What you are asked to do. Pull out the lines from the one containing "What does this" through the final line of the listing below and repeat them exactly. Leave the pictures behind.

Material for this exercise.

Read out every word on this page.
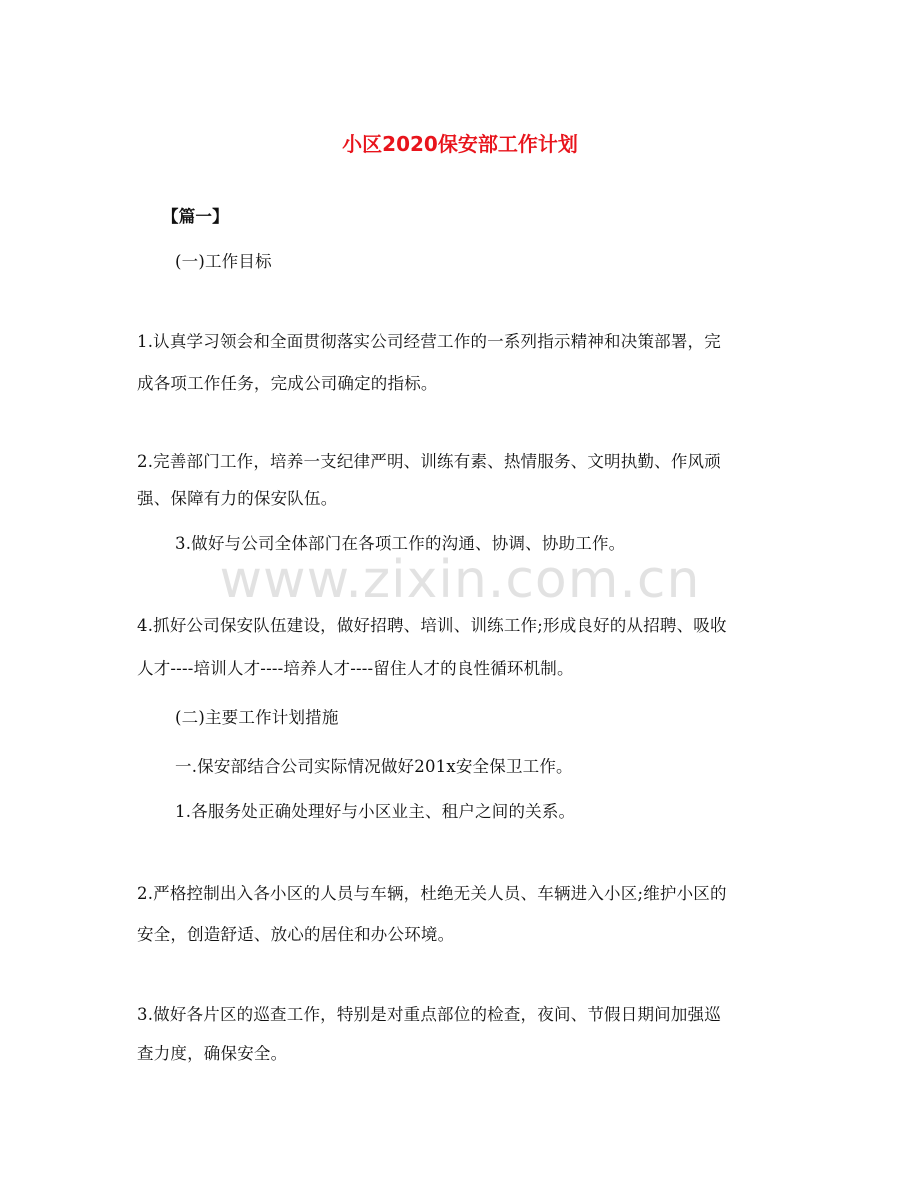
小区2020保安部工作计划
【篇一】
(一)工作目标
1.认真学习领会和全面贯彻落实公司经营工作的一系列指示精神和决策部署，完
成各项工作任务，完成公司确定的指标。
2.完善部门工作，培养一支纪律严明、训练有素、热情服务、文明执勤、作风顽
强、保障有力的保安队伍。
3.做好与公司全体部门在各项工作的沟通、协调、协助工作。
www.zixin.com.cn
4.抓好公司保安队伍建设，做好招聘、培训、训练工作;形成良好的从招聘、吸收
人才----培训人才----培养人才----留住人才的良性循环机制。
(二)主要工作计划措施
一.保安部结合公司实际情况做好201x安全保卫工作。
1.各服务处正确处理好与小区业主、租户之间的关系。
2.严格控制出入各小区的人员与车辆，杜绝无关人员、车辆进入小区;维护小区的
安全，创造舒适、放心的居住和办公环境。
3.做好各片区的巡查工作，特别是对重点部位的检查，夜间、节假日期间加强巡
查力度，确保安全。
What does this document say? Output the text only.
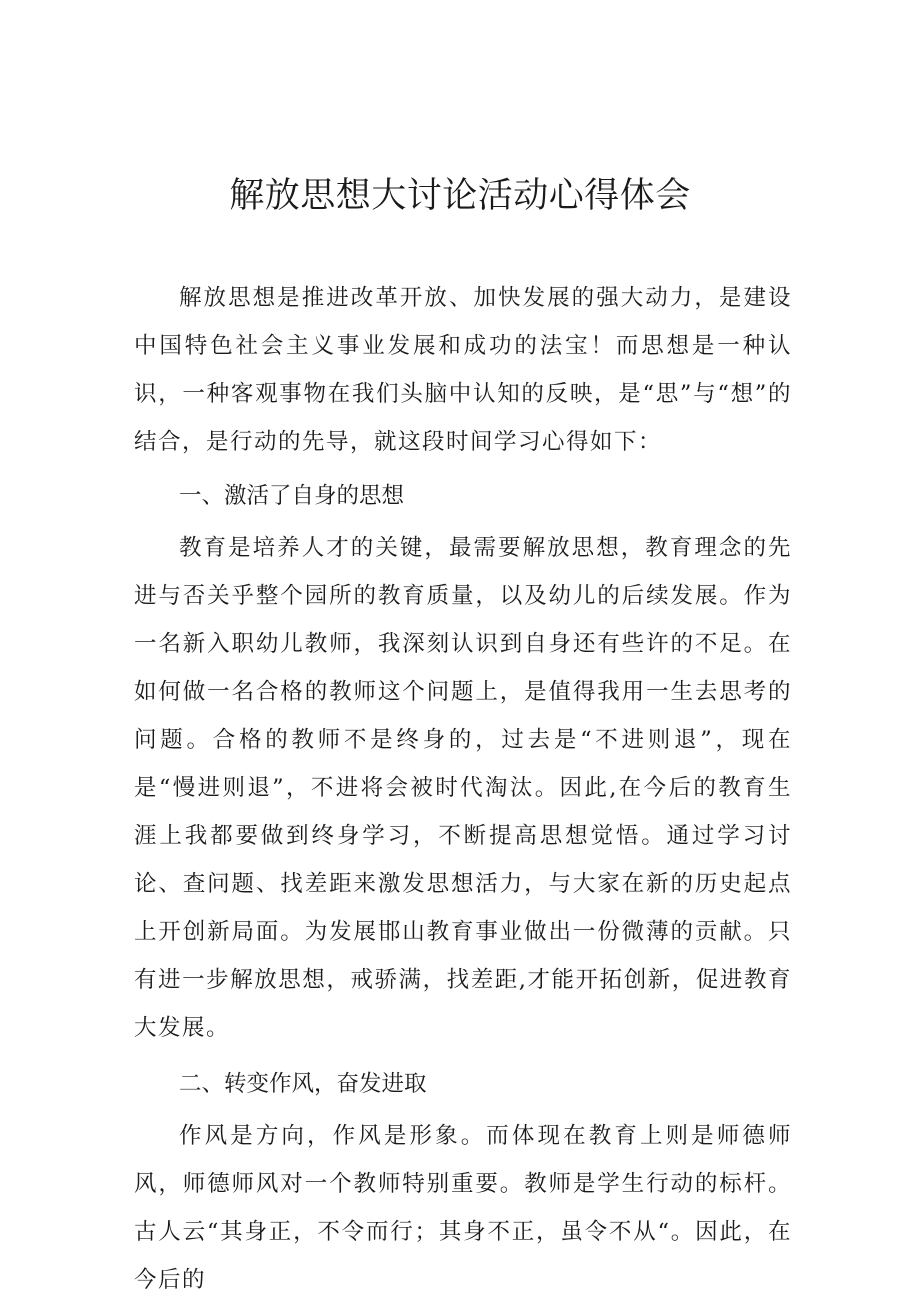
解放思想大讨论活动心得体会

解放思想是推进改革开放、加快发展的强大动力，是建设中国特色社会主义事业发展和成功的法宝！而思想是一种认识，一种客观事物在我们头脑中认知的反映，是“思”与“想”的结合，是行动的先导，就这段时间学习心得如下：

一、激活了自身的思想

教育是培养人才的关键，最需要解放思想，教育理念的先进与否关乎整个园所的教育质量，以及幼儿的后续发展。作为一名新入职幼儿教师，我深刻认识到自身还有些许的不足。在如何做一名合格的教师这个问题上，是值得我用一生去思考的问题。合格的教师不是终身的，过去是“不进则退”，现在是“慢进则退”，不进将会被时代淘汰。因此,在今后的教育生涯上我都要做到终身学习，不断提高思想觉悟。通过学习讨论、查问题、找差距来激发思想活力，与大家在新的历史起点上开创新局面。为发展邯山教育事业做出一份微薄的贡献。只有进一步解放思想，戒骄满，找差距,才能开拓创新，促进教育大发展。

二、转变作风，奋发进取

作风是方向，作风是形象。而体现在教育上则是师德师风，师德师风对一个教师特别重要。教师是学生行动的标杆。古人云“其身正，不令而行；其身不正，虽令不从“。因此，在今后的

Output for this exercise.
What does this document say? Output the text only.
解放思想大讨论活动心得体会

解放思想是推进改革开放、加快发展的强大动力，是建设中国特色社会主义事业发展和成功的法宝！而思想是一种认识，一种客观事物在我们头脑中认知的反映，是“思”与“想”的结合，是行动的先导，就这段时间学习心得如下：

一、激活了自身的思想

教育是培养人才的关键，最需要解放思想，教育理念的先进与否关乎整个园所的教育质量，以及幼儿的后续发展。作为一名新入职幼儿教师，我深刻认识到自身还有些许的不足。在如何做一名合格的教师这个问题上，是值得我用一生去思考的问题。合格的教师不是终身的，过去是“不进则退”，现在是“慢进则退”，不进将会被时代淘汰。因此,在今后的教育生涯上我都要做到终身学习，不断提高思想觉悟。通过学习讨论、查问题、找差距来激发思想活力，与大家在新的历史起点上开创新局面。为发展邯山教育事业做出一份微薄的贡献。只有进一步解放思想，戒骄满，找差距,才能开拓创新，促进教育大发展。

二、转变作风，奋发进取

作风是方向，作风是形象。而体现在教育上则是师德师风，师德师风对一个教师特别重要。教师是学生行动的标杆。古人云“其身正，不令而行；其身不正，虽令不从“。因此，在今后的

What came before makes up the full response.